## Start Extracted information

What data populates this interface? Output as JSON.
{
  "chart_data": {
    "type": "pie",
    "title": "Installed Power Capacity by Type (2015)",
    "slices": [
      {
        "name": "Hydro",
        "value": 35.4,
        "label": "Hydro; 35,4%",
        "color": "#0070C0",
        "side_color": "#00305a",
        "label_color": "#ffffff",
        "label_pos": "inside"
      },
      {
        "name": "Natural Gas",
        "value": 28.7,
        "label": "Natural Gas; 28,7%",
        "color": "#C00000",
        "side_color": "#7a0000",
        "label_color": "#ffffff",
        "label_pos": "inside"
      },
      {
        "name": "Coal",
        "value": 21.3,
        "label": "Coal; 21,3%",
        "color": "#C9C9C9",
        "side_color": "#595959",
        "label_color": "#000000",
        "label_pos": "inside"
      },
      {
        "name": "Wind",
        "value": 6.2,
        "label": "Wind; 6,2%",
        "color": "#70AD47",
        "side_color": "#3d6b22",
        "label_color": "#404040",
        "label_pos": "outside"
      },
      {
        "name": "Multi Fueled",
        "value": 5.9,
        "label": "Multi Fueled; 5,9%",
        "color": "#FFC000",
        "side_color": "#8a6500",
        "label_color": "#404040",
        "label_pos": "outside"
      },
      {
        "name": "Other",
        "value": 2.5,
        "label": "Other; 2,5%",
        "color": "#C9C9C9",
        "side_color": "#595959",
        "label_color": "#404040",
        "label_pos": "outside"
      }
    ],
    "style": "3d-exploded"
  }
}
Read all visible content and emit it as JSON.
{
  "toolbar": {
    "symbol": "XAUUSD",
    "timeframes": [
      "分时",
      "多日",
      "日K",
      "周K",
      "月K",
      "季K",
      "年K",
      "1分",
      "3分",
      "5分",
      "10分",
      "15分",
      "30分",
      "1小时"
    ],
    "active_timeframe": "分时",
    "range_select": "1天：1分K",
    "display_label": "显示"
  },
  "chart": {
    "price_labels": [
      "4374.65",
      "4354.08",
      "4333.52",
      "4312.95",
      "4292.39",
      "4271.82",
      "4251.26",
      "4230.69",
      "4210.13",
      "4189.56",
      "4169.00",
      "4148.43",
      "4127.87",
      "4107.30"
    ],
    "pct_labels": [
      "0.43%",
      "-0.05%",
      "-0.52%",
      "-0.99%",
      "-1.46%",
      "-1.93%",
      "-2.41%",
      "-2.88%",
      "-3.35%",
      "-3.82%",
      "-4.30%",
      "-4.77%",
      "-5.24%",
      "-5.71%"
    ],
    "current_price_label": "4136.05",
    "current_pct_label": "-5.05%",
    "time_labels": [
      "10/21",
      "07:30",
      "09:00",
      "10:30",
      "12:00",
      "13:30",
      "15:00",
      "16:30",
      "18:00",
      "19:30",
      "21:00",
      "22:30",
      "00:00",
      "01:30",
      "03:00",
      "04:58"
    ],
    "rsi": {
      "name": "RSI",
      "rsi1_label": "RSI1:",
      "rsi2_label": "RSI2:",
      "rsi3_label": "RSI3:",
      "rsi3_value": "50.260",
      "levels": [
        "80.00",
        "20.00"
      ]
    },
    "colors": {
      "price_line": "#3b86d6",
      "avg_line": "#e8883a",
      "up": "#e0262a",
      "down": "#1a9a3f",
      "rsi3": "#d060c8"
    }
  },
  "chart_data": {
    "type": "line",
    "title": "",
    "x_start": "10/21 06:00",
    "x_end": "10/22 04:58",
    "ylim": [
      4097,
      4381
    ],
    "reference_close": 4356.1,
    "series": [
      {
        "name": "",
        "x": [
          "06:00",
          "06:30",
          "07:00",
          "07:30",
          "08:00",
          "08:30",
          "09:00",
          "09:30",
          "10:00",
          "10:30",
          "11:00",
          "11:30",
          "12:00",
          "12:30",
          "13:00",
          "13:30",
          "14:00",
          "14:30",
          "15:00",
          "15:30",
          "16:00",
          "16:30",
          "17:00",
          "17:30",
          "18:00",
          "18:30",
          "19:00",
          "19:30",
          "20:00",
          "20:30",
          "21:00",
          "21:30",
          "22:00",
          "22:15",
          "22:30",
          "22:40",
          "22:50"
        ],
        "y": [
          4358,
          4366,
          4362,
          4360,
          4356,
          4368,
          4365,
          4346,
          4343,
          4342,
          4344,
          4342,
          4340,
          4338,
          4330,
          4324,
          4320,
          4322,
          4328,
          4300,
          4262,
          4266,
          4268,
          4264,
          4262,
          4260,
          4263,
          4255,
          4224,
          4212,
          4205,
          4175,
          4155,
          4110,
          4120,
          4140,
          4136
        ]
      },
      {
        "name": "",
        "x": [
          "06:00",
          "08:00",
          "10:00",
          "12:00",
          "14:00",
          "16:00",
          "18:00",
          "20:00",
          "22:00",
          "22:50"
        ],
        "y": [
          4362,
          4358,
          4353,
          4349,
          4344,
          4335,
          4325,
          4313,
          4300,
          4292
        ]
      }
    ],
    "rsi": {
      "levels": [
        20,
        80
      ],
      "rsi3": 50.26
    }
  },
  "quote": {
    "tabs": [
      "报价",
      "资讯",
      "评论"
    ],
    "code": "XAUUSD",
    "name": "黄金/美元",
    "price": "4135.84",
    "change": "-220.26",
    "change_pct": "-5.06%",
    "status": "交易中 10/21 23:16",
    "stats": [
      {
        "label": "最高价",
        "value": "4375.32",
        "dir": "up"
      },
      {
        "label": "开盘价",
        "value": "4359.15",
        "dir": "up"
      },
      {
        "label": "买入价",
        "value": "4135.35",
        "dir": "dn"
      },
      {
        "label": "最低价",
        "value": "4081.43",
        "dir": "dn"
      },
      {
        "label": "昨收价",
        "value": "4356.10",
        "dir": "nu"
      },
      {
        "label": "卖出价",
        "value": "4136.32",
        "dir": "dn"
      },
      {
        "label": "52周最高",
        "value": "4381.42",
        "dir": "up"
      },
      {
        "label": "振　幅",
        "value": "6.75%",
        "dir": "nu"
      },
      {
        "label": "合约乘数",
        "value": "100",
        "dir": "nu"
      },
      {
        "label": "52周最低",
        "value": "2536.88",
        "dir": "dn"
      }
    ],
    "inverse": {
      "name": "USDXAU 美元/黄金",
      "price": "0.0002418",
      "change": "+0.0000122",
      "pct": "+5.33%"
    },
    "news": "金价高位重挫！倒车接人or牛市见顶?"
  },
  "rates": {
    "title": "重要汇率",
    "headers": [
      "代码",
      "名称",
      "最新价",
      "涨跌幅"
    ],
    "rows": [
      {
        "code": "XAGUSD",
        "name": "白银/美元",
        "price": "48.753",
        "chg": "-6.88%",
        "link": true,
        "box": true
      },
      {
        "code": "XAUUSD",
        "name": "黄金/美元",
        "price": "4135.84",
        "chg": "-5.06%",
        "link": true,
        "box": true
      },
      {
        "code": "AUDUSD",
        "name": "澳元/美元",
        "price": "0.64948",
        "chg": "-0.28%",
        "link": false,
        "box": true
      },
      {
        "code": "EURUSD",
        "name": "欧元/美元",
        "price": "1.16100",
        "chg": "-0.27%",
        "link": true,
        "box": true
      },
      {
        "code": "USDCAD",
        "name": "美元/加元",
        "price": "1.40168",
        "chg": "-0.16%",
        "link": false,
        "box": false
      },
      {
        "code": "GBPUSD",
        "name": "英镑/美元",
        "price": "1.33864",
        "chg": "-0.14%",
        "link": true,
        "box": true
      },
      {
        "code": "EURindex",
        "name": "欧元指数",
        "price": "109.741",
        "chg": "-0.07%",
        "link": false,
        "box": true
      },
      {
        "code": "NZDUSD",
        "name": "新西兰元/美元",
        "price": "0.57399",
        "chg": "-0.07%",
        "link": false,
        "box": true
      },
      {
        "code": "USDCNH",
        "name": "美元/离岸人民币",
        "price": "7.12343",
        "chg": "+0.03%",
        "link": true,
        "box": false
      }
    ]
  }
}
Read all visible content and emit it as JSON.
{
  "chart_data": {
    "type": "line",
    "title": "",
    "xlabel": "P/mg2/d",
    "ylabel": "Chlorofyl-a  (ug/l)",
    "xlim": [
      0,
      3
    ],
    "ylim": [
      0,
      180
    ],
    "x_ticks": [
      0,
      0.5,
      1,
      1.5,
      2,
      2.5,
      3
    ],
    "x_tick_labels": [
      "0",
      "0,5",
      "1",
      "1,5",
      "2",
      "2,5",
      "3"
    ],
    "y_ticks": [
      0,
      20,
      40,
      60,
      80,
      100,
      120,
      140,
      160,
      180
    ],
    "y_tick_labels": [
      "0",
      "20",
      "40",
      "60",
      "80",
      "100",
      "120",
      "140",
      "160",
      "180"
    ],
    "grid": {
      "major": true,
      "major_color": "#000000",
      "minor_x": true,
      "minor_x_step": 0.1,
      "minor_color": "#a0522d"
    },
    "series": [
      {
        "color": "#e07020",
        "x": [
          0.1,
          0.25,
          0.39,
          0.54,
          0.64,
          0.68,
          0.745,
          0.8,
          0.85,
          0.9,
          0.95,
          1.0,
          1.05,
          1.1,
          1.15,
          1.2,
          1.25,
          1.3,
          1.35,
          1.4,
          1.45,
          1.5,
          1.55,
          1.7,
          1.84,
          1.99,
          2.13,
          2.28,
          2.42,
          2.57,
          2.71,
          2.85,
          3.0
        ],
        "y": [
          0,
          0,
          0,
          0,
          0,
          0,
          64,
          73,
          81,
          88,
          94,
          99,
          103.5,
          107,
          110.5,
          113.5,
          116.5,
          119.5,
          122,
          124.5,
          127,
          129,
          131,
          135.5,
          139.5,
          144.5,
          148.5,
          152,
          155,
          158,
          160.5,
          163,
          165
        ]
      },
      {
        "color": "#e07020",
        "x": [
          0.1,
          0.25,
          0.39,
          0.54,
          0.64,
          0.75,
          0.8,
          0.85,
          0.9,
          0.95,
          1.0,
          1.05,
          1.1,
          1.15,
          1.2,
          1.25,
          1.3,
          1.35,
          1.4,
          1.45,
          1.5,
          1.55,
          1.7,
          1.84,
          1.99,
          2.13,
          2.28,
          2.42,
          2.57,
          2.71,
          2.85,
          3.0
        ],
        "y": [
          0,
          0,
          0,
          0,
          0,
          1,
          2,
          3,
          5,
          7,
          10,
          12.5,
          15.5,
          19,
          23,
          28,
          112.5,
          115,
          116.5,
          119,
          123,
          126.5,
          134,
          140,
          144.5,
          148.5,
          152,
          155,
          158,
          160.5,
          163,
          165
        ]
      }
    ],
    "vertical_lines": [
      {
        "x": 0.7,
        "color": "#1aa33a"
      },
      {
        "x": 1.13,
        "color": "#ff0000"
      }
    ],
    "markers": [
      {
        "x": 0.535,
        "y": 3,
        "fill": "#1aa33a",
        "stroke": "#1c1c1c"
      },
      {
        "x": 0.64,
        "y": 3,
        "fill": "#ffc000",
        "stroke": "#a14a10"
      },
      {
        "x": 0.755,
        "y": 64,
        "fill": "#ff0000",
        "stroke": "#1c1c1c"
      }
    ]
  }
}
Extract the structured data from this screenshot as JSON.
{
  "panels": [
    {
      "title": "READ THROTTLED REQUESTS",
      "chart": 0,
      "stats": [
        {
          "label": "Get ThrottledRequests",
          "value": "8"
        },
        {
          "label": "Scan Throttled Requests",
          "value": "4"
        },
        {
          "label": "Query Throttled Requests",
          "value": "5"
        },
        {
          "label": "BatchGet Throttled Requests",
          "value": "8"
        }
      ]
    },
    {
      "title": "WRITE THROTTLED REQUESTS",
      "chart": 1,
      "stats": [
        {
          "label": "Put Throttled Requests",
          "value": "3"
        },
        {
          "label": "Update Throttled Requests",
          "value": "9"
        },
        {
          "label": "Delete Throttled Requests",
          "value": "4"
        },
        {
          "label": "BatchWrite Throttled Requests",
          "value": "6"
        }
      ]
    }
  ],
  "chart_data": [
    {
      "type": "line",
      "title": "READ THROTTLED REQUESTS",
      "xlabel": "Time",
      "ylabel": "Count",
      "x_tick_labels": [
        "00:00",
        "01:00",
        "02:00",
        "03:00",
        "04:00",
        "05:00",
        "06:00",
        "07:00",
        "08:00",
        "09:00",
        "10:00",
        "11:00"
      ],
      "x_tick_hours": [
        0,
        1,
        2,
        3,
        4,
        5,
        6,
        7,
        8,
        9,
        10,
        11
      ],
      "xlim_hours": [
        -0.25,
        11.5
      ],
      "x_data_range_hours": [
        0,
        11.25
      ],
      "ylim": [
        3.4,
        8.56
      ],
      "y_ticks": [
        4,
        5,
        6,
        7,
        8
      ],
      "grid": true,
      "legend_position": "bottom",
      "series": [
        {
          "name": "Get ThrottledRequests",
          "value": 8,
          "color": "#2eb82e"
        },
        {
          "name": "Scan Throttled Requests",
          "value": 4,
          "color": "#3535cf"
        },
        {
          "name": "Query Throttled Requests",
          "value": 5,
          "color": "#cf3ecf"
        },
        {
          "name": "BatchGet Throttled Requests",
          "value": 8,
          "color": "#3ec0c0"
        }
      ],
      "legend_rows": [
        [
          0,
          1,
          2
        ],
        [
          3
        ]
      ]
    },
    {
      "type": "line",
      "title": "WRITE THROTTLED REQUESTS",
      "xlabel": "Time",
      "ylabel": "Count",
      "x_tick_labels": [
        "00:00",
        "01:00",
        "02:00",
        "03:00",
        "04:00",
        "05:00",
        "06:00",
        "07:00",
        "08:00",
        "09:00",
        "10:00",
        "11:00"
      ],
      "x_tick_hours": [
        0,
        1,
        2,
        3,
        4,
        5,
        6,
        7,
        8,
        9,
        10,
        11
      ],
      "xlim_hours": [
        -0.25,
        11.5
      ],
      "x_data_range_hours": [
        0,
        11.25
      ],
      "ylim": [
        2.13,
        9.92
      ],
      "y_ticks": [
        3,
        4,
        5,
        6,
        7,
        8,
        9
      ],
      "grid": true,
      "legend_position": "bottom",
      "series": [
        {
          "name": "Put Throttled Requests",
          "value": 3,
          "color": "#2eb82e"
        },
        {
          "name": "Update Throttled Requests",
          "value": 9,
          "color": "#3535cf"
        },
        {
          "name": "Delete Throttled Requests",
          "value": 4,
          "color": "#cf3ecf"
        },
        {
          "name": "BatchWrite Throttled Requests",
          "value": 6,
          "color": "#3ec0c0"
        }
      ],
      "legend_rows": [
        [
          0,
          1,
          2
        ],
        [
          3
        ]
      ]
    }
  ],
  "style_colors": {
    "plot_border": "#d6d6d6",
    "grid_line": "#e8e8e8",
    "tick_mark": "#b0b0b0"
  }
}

## End Extracted information

Wherever the word "fill" occurs in a line of the listing, copy that line.

> **Problem solution**
        "fill": "#1aa33a",
        "fill": "#ffc000",
        "fill": "#ff0000",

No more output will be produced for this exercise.